Given problem →
Quote the entries word for word. Omit the pictures.

## START Given entries

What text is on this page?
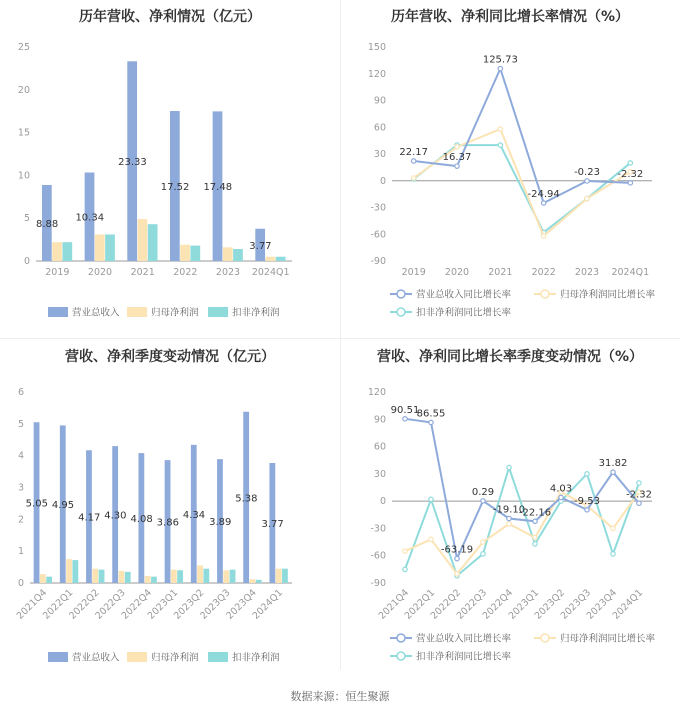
历年营收、净利情况（亿元）
0
5
10
15
20
25
2019 2020 2021 2022 2023 2024Q1
8.88
10.34
23.33
17.52 17.48
3.77
营业总收入	归母净利润	扣非净利润
历年营收、净利同比增长率情况（%）
-90
-60
-30
0
30
60
90
120
150
2019 2020 2021 2022 2023 2024Q1
22.17 16.37
125.73
-24.94
-0.23 -2.32
营业总收入同比增长率	归母净利润同比增长率
扣非净利润同比增长率
营收、净利季度变动情况（亿元）
0
1
2
3
4
5
6
2021Q4
2022Q1
2022Q2
2022Q3
2022Q4
2023Q1
2023Q2
2023Q3
2023Q4
2024Q1
5.05 4.95
4.17 4.30 4.08 3.86
4.34
3.89
5.38
3.77
营业总收入	归母净利润	扣非净利润
营收、净利同比增长率季度变动情况（%）
-90
-60
-30
0
30
60
90
120
2021Q4
2022Q1
2022Q2
2022Q3
2022Q4
2023Q1
2023Q2
2023Q3
2023Q4
2024Q1
90.51
86.55
-63.19
0.29
-19.10
-22.16
4.03
-9.53
31.82
-2.32
营业总收入同比增长率	归母净利润同比增长率
扣非净利润同比增长率
数据来源：恒生聚源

## END Given entries

Solution to this task →
What text is on this page?
历年营收、净利情况（亿元）
0
5
10
15
20
25
2019 2020 2021 2022 2023 2024Q1
8.88
10.34
23.33
17.52 17.48
3.77
营业总收入	归母净利润	扣非净利润
历年营收、净利同比增长率情况（%）
-90
-60
-30
0
30
60
90
120
150
2019 2020 2021 2022 2023 2024Q1
22.17 16.37
125.73
-24.94
-0.23 -2.32
营业总收入同比增长率	归母净利润同比增长率
扣非净利润同比增长率
营收、净利季度变动情况（亿元）
0
1
2
3
4
5
6
2021Q4
2022Q1
2022Q2
2022Q3
2022Q4
2023Q1
2023Q2
2023Q3
2023Q4
2024Q1
5.05 4.95
4.17 4.30 4.08 3.86
4.34
3.89
5.38
3.77
营业总收入	归母净利润	扣非净利润
营收、净利同比增长率季度变动情况（%）
-90
-60
-30
0
30
60
90
120
2021Q4
2022Q1
2022Q2
2022Q3
2022Q4
2023Q1
2023Q2
2023Q3
2023Q4
2024Q1
90.51
86.55
-63.19
0.29
-19.10
-22.16
4.03
-9.53
31.82
-2.32
营业总收入同比增长率	归母净利润同比增长率
扣非净利润同比增长率
数据来源：恒生聚源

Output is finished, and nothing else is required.